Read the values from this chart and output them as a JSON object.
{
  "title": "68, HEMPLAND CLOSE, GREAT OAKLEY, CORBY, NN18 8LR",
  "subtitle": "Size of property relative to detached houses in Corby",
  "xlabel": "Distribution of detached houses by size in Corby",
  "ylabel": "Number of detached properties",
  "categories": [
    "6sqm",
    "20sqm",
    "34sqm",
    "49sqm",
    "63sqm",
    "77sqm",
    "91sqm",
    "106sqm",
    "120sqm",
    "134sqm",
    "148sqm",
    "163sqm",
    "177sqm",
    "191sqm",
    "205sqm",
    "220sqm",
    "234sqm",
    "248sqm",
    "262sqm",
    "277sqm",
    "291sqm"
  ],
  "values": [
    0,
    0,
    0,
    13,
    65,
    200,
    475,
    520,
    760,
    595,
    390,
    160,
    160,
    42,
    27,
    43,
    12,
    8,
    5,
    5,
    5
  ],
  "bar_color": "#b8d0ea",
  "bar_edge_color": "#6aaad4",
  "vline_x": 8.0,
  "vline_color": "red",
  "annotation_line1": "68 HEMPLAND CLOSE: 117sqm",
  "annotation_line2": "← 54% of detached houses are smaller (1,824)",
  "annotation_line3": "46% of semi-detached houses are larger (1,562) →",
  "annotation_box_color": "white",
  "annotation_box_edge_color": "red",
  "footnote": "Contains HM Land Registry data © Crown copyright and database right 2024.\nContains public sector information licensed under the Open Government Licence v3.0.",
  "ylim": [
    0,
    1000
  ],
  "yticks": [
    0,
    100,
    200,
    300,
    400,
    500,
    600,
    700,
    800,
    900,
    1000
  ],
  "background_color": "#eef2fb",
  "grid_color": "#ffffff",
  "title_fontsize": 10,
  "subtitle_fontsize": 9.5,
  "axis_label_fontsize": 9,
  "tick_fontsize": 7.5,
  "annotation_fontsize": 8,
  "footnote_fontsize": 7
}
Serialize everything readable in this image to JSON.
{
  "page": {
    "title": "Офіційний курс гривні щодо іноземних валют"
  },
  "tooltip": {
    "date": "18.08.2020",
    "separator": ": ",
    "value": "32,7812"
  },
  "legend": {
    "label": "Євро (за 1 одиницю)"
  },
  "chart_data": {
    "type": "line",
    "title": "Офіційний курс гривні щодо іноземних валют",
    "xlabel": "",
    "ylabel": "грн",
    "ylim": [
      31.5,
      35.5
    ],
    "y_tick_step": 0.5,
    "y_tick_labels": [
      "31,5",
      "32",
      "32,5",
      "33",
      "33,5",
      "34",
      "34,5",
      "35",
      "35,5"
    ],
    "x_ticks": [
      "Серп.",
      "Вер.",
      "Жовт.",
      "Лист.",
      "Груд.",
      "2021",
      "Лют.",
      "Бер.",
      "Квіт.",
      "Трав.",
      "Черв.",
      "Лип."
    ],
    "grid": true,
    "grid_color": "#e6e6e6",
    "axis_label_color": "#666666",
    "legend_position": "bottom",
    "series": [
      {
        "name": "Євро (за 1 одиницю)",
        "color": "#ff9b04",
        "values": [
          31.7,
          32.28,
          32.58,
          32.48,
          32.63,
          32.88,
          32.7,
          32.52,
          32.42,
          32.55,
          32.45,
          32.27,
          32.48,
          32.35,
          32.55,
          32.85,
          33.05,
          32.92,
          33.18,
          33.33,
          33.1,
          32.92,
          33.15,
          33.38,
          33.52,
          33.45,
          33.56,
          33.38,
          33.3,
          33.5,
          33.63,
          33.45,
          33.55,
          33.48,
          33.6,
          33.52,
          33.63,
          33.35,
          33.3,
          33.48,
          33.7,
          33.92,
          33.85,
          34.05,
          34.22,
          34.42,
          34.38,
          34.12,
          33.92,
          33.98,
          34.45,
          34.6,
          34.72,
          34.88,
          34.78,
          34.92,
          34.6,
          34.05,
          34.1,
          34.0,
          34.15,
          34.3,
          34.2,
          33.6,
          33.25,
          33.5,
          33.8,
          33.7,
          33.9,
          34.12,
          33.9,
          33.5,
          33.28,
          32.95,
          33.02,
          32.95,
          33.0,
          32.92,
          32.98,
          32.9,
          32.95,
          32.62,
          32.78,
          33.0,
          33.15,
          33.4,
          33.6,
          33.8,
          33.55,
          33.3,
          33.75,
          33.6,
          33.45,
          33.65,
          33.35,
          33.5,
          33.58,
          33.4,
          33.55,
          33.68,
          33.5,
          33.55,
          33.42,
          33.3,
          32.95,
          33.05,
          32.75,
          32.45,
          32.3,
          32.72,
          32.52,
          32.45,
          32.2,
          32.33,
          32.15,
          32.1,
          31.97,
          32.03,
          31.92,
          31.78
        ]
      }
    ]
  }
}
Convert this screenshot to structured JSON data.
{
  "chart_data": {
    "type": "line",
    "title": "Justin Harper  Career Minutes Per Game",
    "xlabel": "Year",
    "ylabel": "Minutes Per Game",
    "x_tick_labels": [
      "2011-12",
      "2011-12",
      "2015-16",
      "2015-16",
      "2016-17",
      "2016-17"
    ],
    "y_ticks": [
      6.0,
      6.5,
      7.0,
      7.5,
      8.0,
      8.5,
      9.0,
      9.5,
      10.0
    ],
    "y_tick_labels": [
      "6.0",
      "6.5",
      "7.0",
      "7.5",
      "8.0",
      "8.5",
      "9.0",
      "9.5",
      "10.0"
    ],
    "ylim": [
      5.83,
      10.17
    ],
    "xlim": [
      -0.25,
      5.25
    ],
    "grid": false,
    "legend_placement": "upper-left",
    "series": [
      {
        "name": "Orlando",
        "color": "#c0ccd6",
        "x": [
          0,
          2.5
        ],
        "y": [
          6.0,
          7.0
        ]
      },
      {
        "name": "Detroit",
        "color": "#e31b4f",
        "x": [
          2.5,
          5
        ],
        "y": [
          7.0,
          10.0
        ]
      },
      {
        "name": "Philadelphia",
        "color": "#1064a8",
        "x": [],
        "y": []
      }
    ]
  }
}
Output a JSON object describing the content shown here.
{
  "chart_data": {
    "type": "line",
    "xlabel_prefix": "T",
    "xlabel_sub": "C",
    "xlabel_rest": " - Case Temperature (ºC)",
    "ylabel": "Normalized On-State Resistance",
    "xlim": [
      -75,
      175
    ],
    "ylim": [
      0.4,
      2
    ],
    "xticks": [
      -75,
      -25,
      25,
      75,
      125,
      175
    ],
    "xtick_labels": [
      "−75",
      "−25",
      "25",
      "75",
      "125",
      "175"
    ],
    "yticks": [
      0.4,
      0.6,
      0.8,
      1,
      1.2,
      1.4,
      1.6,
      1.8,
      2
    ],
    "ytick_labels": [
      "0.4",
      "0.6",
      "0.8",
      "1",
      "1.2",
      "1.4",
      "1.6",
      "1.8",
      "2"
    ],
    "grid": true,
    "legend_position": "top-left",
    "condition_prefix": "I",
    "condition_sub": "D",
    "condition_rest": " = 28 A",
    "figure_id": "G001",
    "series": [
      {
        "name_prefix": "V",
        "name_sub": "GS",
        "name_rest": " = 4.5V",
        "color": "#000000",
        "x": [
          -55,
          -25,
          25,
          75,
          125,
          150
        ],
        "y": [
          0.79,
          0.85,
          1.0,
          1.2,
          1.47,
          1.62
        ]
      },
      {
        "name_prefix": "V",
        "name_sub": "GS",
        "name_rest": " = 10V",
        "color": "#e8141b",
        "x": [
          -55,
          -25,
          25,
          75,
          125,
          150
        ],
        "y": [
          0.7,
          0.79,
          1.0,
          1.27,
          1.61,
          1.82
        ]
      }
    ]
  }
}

The problem
Restate the data above word for word, please.

The reply
Read the values from this chart and output them as a JSON object.
{
  "title": "68, HEMPLAND CLOSE, GREAT OAKLEY, CORBY, NN18 8LR",
  "subtitle": "Size of property relative to detached houses in Corby",
  "xlabel": "Distribution of detached houses by size in Corby",
  "ylabel": "Number of detached properties",
  "categories": [
    "6sqm",
    "20sqm",
    "34sqm",
    "49sqm",
    "63sqm",
    "77sqm",
    "91sqm",
    "106sqm",
    "120sqm",
    "134sqm",
    "148sqm",
    "163sqm",
    "177sqm",
    "191sqm",
    "205sqm",
    "220sqm",
    "234sqm",
    "248sqm",
    "262sqm",
    "277sqm",
    "291sqm"
  ],
  "values": [
    0,
    0,
    0,
    13,
    65,
    200,
    475,
    520,
    760,
    595,
    390,
    160,
    160,
    42,
    27,
    43,
    12,
    8,
    5,
    5,
    5
  ],
  "bar_color": "#b8d0ea",
  "bar_edge_color": "#6aaad4",
  "vline_x": 8.0,
  "vline_color": "red",
  "annotation_line1": "68 HEMPLAND CLOSE: 117sqm",
  "annotation_line2": "← 54% of detached houses are smaller (1,824)",
  "annotation_line3": "46% of semi-detached houses are larger (1,562) →",
  "annotation_box_color": "white",
  "annotation_box_edge_color": "red",
  "footnote": "Contains HM Land Registry data © Crown copyright and database right 2024.\nContains public sector information licensed under the Open Government Licence v3.0.",
  "ylim": [
    0,
    1000
  ],
  "yticks": [
    0,
    100,
    200,
    300,
    400,
    500,
    600,
    700,
    800,
    900,
    1000
  ],
  "background_color": "#eef2fb",
  "grid_color": "#ffffff",
  "title_fontsize": 10,
  "subtitle_fontsize": 9.5,
  "axis_label_fontsize": 9,
  "tick_fontsize": 7.5,
  "annotation_fontsize": 8,
  "footnote_fontsize": 7
}
Serialize everything readable in this image to JSON.
{
  "page": {
    "title": "Офіційний курс гривні щодо іноземних валют"
  },
  "tooltip": {
    "date": "18.08.2020",
    "separator": ": ",
    "value": "32,7812"
  },
  "legend": {
    "label": "Євро (за 1 одиницю)"
  },
  "chart_data": {
    "type": "line",
    "title": "Офіційний курс гривні щодо іноземних валют",
    "xlabel": "",
    "ylabel": "грн",
    "ylim": [
      31.5,
      35.5
    ],
    "y_tick_step": 0.5,
    "y_tick_labels": [
      "31,5",
      "32",
      "32,5",
      "33",
      "33,5",
      "34",
      "34,5",
      "35",
      "35,5"
    ],
    "x_ticks": [
      "Серп.",
      "Вер.",
      "Жовт.",
      "Лист.",
      "Груд.",
      "2021",
      "Лют.",
      "Бер.",
      "Квіт.",
      "Трав.",
      "Черв.",
      "Лип."
    ],
    "grid": true,
    "grid_color": "#e6e6e6",
    "axis_label_color": "#666666",
    "legend_position": "bottom",
    "series": [
      {
        "name": "Євро (за 1 одиницю)",
        "color": "#ff9b04",
        "values": [
          31.7,
          32.28,
          32.58,
          32.48,
          32.63,
          32.88,
          32.7,
          32.52,
          32.42,
          32.55,
          32.45,
          32.27,
          32.48,
          32.35,
          32.55,
          32.85,
          33.05,
          32.92,
          33.18,
          33.33,
          33.1,
          32.92,
          33.15,
          33.38,
          33.52,
          33.45,
          33.56,
          33.38,
          33.3,
          33.5,
          33.63,
          33.45,
          33.55,
          33.48,
          33.6,
          33.52,
          33.63,
          33.35,
          33.3,
          33.48,
          33.7,
          33.92,
          33.85,
          34.05,
          34.22,
          34.42,
          34.38,
          34.12,
          33.92,
          33.98,
          34.45,
          34.6,
          34.72,
          34.88,
          34.78,
          34.92,
          34.6,
          34.05,
          34.1,
          34.0,
          34.15,
          34.3,
          34.2,
          33.6,
          33.25,
          33.5,
          33.8,
          33.7,
          33.9,
          34.12,
          33.9,
          33.5,
          33.28,
          32.95,
          33.02,
          32.95,
          33.0,
          32.92,
          32.98,
          32.9,
          32.95,
          32.62,
          32.78,
          33.0,
          33.15,
          33.4,
          33.6,
          33.8,
          33.55,
          33.3,
          33.75,
          33.6,
          33.45,
          33.65,
          33.35,
          33.5,
          33.58,
          33.4,
          33.55,
          33.68,
          33.5,
          33.55,
          33.42,
          33.3,
          32.95,
          33.05,
          32.75,
          32.45,
          32.3,
          32.72,
          32.52,
          32.45,
          32.2,
          32.33,
          32.15,
          32.1,
          31.97,
          32.03,
          31.92,
          31.78
        ]
      }
    ]
  }
}
Convert this screenshot to structured JSON data.
{
  "chart_data": {
    "type": "line",
    "title": "Justin Harper  Career Minutes Per Game",
    "xlabel": "Year",
    "ylabel": "Minutes Per Game",
    "x_tick_labels": [
      "2011-12",
      "2011-12",
      "2015-16",
      "2015-16",
      "2016-17",
      "2016-17"
    ],
    "y_ticks": [
      6.0,
      6.5,
      7.0,
      7.5,
      8.0,
      8.5,
      9.0,
      9.5,
      10.0
    ],
    "y_tick_labels": [
      "6.0",
      "6.5",
      "7.0",
      "7.5",
      "8.0",
      "8.5",
      "9.0",
      "9.5",
      "10.0"
    ],
    "ylim": [
      5.83,
      10.17
    ],
    "xlim": [
      -0.25,
      5.25
    ],
    "grid": false,
    "legend_placement": "upper-left",
    "series": [
      {
        "name": "Orlando",
        "color": "#c0ccd6",
        "x": [
          0,
          2.5
        ],
        "y": [
          6.0,
          7.0
        ]
      },
      {
        "name": "Detroit",
        "color": "#e31b4f",
        "x": [
          2.5,
          5
        ],
        "y": [
          7.0,
          10.0
        ]
      },
      {
        "name": "Philadelphia",
        "color": "#1064a8",
        "x": [],
        "y": []
      }
    ]
  }
}
Output a JSON object describing the content shown here.
{
  "chart_data": {
    "type": "line",
    "xlabel_prefix": "T",
    "xlabel_sub": "C",
    "xlabel_rest": " - Case Temperature (ºC)",
    "ylabel": "Normalized On-State Resistance",
    "xlim": [
      -75,
      175
    ],
    "ylim": [
      0.4,
      2
    ],
    "xticks": [
      -75,
      -25,
      25,
      75,
      125,
      175
    ],
    "xtick_labels": [
      "−75",
      "−25",
      "25",
      "75",
      "125",
      "175"
    ],
    "yticks": [
      0.4,
      0.6,
      0.8,
      1,
      1.2,
      1.4,
      1.6,
      1.8,
      2
    ],
    "ytick_labels": [
      "0.4",
      "0.6",
      "0.8",
      "1",
      "1.2",
      "1.4",
      "1.6",
      "1.8",
      "2"
    ],
    "grid": true,
    "legend_position": "top-left",
    "condition_prefix": "I",
    "condition_sub": "D",
    "condition_rest": " = 28 A",
    "figure_id": "G001",
    "series": [
      {
        "name_prefix": "V",
        "name_sub": "GS",
        "name_rest": " = 4.5V",
        "color": "#000000",
        "x": [
          -55,
          -25,
          25,
          75,
          125,
          150
        ],
        "y": [
          0.79,
          0.85,
          1.0,
          1.2,
          1.47,
          1.62
        ]
      },
      {
        "name_prefix": "V",
        "name_sub": "GS",
        "name_rest": " = 10V",
        "color": "#e8141b",
        "x": [
          -55,
          -25,
          25,
          75,
          125,
          150
        ],
        "y": [
          0.7,
          0.79,
          1.0,
          1.27,
          1.61,
          1.82
        ]
      }
    ]
  }
}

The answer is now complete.